● **SHORT EXERCISE**: State how many lines hold the string "федеральный". Give the number and nothing else.

Recorded data:
BEGIN

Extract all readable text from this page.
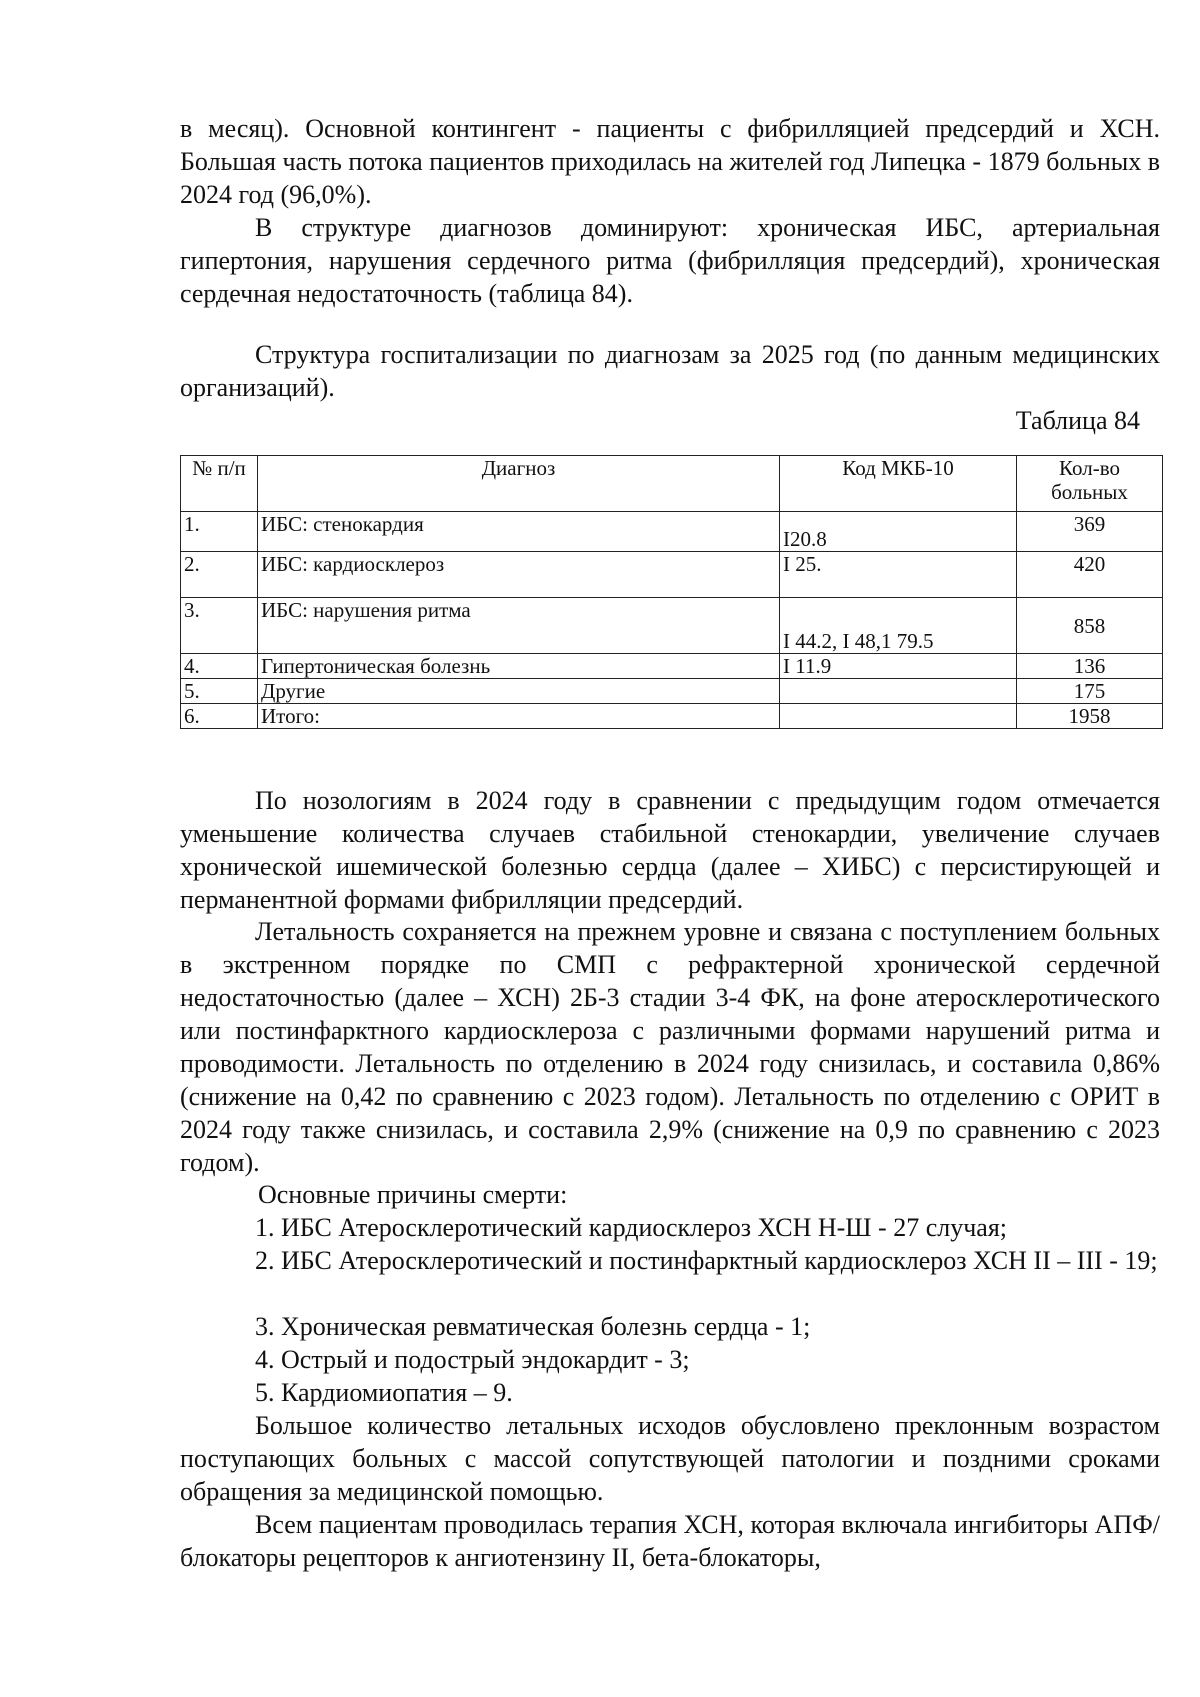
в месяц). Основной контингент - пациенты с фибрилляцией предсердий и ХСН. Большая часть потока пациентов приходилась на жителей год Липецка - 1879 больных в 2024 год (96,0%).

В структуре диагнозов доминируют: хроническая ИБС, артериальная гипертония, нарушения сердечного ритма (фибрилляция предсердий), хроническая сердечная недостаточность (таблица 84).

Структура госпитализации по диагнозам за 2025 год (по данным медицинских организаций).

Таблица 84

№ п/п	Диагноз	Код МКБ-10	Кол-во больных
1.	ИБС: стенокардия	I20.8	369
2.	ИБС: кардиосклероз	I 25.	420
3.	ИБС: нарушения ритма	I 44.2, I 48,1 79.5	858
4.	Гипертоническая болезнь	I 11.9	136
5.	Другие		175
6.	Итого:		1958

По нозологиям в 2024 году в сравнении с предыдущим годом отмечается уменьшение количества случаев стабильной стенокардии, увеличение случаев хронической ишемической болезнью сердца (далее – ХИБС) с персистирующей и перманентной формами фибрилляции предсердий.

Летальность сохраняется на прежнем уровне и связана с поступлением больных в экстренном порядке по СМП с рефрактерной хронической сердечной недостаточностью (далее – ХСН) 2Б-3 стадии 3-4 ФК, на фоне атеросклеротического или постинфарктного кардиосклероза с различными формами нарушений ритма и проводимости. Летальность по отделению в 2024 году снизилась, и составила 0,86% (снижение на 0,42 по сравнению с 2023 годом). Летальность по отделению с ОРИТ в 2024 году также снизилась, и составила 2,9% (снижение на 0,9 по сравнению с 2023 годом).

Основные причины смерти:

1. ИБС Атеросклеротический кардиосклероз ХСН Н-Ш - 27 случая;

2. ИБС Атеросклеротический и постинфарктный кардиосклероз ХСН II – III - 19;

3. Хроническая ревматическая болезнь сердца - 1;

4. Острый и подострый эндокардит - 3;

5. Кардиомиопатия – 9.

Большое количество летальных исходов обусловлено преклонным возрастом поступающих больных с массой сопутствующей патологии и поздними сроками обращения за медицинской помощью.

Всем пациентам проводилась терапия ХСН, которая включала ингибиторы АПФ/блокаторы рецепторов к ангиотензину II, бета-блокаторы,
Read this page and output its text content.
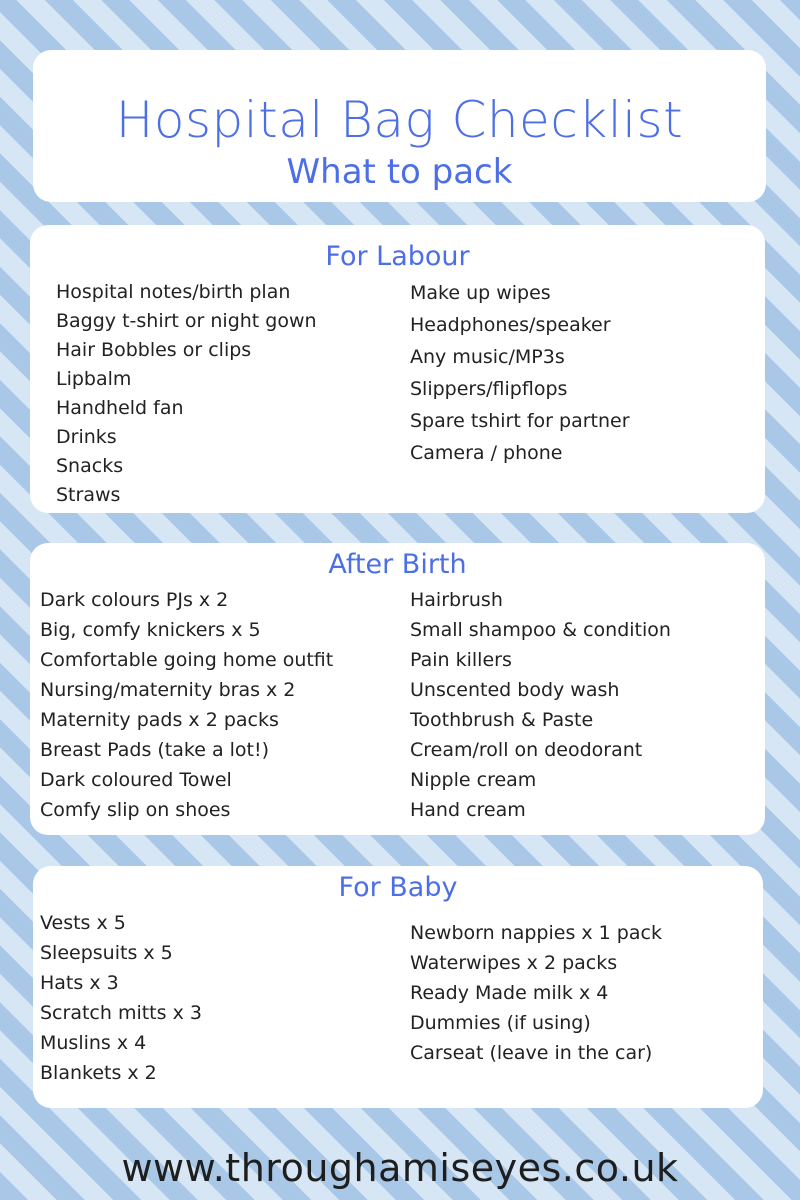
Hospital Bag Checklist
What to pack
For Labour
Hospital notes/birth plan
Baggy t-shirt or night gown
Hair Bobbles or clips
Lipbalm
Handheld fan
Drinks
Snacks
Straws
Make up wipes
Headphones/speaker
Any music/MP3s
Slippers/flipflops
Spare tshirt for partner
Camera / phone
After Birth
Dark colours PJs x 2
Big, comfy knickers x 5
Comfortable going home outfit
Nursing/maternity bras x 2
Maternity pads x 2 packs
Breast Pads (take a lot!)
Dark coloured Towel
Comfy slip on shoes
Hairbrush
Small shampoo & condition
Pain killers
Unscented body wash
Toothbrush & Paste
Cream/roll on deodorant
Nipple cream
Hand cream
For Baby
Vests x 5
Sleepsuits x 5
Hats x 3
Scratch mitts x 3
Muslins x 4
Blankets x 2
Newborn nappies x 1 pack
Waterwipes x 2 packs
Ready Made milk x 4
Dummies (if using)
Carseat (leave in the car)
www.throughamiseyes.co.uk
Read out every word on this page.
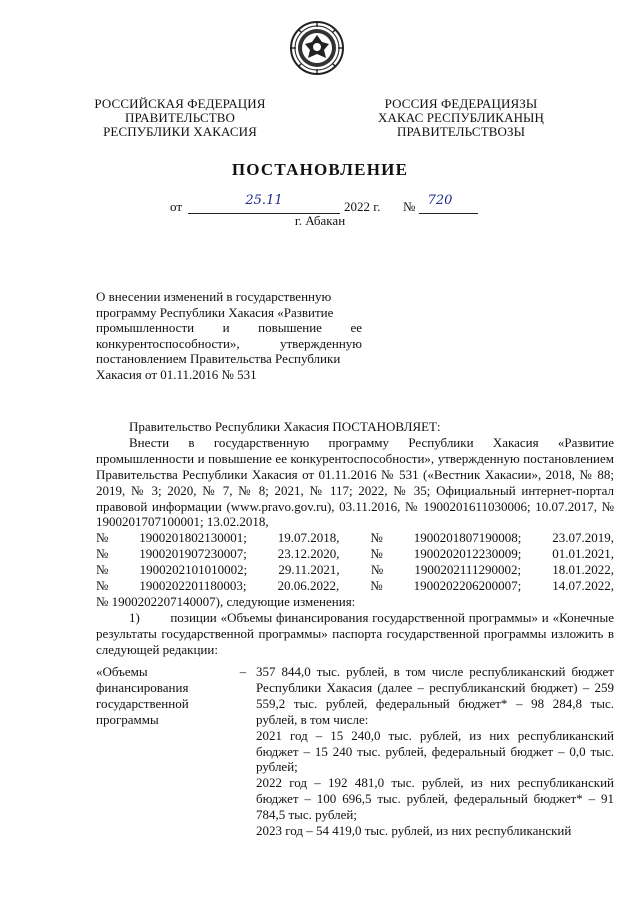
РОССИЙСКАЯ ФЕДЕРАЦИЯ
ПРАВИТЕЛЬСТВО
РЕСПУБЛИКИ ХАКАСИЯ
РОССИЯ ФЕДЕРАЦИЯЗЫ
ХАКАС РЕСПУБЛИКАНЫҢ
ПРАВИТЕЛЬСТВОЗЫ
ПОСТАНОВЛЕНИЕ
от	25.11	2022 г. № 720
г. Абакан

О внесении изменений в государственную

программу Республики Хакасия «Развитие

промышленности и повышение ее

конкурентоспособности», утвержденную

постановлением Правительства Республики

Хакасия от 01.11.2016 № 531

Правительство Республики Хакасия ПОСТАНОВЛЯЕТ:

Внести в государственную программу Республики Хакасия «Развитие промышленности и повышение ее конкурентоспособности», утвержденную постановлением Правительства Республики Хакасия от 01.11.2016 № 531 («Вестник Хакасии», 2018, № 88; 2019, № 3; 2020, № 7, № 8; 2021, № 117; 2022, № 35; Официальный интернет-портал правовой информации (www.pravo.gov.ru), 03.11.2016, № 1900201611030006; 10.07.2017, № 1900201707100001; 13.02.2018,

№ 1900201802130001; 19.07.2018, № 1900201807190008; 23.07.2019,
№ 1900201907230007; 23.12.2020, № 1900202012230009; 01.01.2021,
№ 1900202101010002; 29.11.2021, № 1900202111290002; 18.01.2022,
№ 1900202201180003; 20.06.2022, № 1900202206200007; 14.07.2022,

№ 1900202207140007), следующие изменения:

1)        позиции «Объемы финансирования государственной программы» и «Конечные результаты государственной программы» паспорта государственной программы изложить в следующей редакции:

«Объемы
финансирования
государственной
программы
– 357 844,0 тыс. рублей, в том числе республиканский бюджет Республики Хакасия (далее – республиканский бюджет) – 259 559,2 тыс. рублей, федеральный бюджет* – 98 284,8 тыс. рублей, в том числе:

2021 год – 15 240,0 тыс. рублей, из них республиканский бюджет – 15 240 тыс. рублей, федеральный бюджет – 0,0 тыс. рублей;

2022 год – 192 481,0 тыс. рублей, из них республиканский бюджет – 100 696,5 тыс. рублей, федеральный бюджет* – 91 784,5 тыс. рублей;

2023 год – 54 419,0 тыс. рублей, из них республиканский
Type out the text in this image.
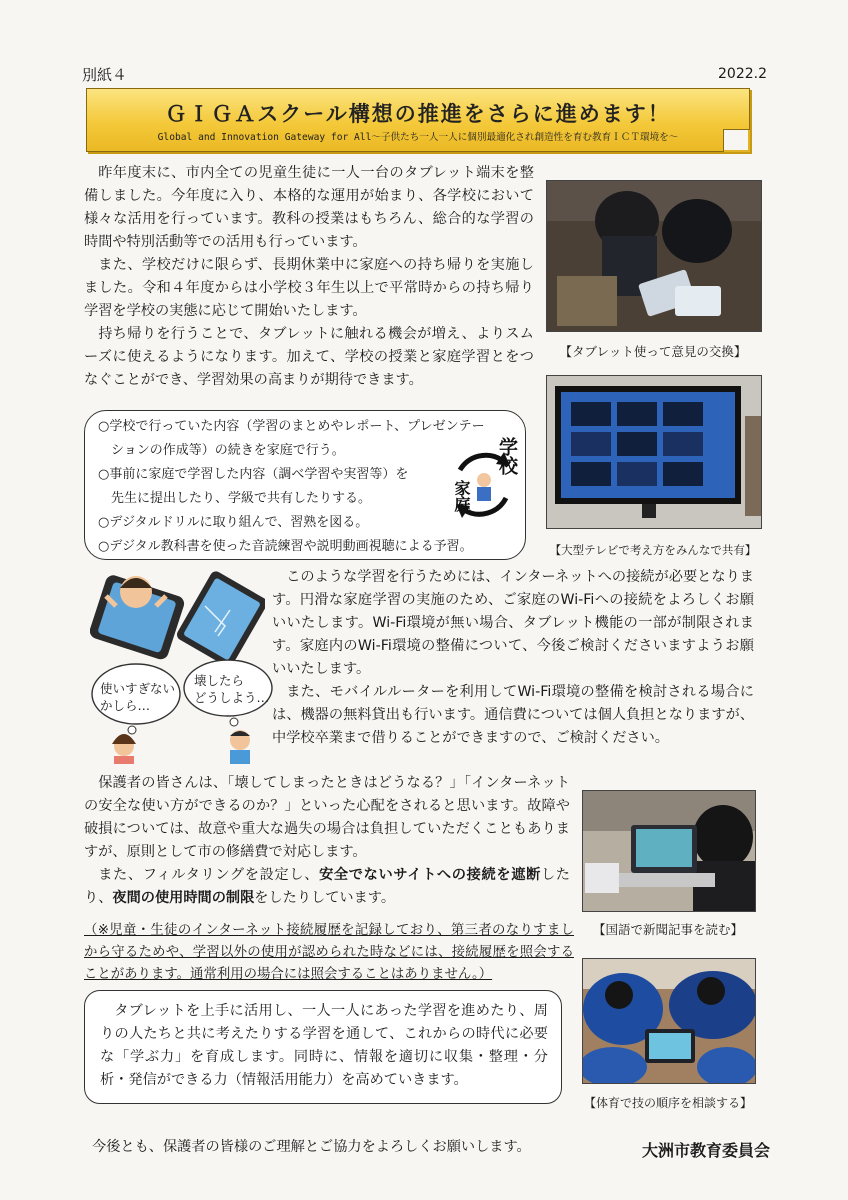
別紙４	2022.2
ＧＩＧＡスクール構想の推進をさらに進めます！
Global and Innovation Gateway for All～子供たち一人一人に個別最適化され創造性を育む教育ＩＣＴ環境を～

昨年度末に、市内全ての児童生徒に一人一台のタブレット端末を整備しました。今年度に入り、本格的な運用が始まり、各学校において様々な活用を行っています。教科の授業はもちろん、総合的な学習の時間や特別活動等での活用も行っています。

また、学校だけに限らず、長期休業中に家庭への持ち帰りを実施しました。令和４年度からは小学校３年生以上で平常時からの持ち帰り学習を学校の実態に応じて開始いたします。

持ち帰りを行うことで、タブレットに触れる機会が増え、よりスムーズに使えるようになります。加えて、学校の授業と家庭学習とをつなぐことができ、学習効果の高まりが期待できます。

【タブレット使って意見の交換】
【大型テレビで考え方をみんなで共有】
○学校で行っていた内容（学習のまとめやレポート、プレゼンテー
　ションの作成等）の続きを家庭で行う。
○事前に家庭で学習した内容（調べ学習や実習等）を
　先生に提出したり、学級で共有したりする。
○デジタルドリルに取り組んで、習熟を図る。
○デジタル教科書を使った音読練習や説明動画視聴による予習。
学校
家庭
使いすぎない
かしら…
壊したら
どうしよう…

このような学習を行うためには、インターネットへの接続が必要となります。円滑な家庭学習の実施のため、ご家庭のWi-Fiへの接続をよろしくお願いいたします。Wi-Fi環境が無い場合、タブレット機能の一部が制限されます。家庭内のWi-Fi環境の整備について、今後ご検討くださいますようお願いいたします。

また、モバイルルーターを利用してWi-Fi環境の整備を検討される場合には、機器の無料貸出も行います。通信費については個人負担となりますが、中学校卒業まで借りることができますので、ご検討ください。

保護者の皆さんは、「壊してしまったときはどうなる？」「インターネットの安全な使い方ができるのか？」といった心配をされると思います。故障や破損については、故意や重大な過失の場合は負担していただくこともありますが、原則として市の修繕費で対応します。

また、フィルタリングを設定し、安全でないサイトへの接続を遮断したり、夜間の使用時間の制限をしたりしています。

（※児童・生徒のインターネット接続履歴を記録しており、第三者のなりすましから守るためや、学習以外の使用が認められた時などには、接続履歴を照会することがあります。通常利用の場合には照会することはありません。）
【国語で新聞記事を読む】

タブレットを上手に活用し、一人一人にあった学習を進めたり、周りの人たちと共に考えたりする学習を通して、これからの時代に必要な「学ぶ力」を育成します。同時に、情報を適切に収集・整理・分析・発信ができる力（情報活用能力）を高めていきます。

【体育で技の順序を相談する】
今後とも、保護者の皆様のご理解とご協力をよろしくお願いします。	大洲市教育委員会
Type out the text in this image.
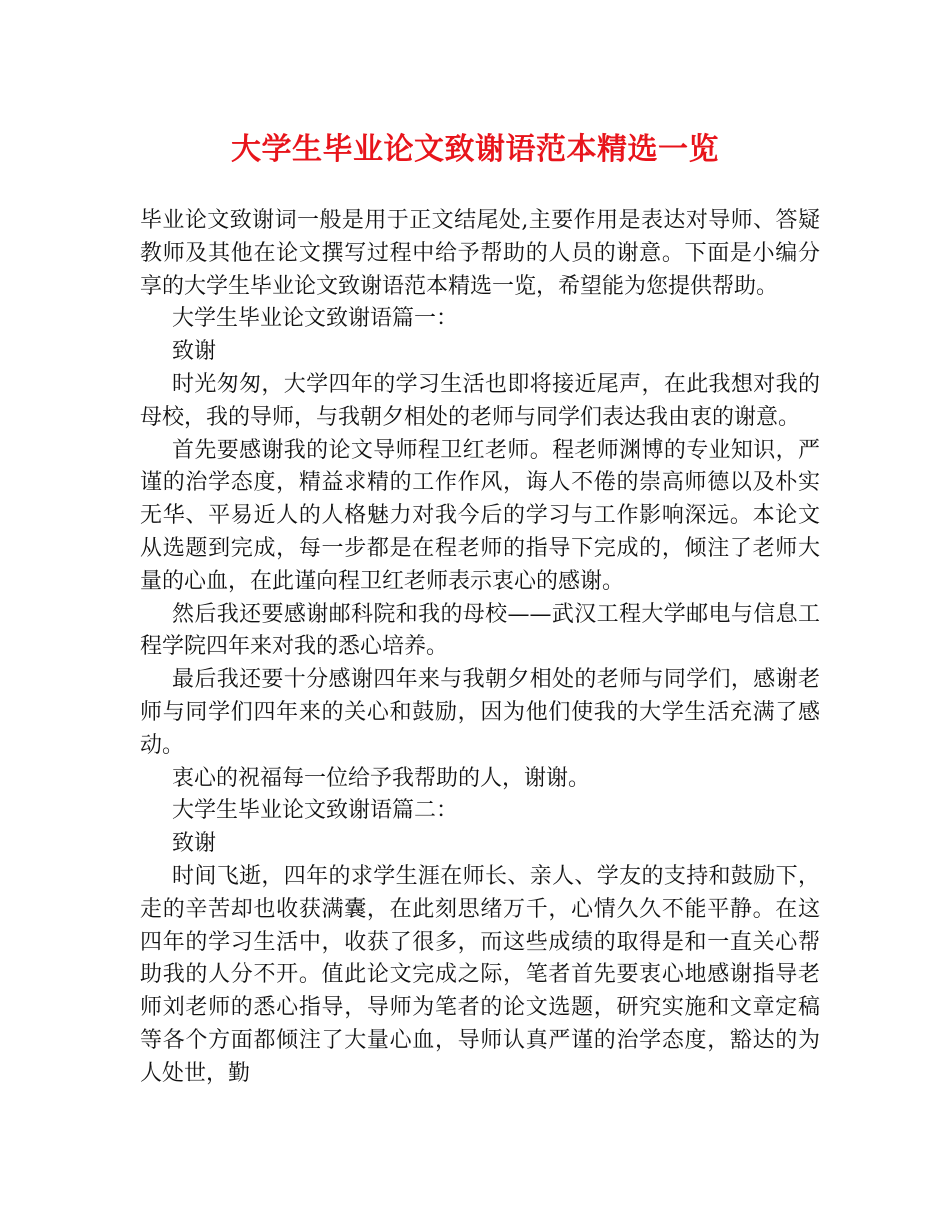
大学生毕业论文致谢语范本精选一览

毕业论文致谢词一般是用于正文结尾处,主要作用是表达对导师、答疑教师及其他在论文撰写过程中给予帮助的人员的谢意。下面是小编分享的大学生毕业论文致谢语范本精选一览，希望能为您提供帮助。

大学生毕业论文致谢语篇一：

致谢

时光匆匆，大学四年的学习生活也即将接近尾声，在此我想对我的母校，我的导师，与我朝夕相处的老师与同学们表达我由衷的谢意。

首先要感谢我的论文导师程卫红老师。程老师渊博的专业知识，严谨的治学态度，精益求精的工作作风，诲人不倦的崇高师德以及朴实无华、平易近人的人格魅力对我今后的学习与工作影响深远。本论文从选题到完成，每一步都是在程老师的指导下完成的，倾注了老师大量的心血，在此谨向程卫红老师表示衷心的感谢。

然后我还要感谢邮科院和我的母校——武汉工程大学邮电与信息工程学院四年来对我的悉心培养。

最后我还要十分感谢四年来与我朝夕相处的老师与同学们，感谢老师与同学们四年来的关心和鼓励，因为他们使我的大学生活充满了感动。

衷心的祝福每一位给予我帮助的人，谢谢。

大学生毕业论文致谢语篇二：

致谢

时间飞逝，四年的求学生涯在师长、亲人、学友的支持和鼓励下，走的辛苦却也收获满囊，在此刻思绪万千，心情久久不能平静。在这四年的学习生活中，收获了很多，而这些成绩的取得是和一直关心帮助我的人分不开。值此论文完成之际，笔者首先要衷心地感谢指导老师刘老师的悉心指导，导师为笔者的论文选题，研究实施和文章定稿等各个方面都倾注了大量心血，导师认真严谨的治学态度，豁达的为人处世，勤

END

● **REPLY**: 3